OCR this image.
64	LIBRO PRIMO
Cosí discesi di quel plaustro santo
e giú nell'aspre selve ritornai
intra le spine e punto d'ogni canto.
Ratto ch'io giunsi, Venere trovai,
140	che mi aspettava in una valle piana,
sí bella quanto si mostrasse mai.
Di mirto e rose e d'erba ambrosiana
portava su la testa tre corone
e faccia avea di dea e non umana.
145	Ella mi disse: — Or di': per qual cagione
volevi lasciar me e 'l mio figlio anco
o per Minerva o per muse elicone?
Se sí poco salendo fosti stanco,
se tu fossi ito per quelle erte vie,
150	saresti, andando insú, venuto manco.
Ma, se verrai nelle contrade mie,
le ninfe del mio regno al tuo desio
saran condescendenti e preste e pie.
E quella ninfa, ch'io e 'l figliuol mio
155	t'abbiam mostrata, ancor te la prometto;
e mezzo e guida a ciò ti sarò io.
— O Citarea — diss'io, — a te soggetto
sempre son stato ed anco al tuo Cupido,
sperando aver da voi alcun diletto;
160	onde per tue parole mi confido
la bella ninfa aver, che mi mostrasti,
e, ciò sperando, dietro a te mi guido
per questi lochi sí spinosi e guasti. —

==

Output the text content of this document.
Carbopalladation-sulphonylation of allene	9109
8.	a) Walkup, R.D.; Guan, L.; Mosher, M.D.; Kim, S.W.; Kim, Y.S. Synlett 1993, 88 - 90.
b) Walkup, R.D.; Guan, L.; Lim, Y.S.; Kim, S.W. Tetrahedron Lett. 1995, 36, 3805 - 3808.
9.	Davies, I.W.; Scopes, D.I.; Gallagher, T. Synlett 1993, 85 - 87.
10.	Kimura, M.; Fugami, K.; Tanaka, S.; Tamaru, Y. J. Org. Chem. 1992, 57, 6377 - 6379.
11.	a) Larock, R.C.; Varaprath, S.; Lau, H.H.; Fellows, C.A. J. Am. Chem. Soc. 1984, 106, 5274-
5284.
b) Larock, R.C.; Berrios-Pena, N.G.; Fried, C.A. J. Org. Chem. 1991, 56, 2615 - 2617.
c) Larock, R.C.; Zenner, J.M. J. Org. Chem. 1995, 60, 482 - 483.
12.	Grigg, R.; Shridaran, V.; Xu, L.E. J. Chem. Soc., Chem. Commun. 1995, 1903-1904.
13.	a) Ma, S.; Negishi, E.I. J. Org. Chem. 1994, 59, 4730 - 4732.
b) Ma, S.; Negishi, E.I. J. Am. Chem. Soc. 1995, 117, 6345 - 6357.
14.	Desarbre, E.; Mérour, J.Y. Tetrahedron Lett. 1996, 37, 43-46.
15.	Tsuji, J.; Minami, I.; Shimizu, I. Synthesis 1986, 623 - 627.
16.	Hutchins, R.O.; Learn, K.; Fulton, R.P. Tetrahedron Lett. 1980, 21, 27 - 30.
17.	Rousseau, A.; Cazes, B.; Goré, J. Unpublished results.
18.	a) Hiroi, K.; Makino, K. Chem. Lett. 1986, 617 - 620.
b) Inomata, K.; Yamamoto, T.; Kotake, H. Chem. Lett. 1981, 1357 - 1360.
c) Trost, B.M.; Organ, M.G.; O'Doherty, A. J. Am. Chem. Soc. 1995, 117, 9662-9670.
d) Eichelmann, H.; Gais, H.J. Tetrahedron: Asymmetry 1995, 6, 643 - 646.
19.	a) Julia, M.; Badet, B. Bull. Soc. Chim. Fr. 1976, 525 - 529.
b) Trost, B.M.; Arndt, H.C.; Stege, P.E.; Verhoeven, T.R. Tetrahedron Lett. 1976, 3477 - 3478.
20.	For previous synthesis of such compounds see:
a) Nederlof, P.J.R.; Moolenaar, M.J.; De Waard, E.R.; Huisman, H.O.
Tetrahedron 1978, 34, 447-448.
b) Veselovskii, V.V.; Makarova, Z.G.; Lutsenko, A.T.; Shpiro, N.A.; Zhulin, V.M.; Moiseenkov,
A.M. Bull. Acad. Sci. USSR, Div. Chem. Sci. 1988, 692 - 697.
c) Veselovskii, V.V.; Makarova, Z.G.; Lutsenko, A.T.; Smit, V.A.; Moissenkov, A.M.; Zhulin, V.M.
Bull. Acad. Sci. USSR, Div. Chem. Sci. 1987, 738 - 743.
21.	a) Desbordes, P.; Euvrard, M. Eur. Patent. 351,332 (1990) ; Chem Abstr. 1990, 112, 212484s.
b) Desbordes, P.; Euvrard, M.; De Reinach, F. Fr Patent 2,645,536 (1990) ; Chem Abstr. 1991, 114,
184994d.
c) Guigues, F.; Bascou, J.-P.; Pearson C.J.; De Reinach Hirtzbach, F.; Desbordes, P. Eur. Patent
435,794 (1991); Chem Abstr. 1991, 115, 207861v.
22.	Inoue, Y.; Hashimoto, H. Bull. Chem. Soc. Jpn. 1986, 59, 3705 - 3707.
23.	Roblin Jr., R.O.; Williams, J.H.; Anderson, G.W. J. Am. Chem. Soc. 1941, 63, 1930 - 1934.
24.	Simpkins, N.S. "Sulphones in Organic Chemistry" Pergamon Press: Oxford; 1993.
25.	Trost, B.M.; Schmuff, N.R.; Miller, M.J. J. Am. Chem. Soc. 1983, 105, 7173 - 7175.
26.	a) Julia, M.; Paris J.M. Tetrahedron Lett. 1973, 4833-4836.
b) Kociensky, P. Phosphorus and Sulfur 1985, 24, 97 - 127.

---

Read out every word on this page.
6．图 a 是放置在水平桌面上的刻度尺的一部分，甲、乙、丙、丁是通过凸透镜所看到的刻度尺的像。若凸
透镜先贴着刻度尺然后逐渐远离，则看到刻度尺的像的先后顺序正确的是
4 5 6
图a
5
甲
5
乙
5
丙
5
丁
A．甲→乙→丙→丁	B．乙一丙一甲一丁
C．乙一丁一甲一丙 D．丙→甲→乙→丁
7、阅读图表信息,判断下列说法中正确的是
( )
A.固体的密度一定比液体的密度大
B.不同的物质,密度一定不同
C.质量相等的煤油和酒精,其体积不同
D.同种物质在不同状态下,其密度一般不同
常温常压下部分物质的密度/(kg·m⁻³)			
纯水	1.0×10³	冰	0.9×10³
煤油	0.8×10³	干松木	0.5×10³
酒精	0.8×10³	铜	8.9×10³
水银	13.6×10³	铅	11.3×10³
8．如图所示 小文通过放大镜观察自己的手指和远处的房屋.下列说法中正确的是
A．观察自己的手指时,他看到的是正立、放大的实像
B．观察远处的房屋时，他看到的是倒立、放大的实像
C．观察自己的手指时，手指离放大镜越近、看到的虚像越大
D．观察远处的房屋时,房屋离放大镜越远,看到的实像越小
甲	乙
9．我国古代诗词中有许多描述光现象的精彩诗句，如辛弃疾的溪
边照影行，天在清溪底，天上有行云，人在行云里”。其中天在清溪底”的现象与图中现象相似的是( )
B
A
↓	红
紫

Instructions to follow: Among the lines of the data, identify those with the word "Lutsenko". Copy each of them.

Finished task:
b) Veselovskii, V.V.; Makarova, Z.G.; Lutsenko, A.T.; Shpiro, N.A.; Zhulin, V.M.; Moiseenkov,
c) Veselovskii, V.V.; Makarova, Z.G.; Lutsenko, A.T.; Smit, V.A.; Moissenkov, A.M.; Zhulin, V.M.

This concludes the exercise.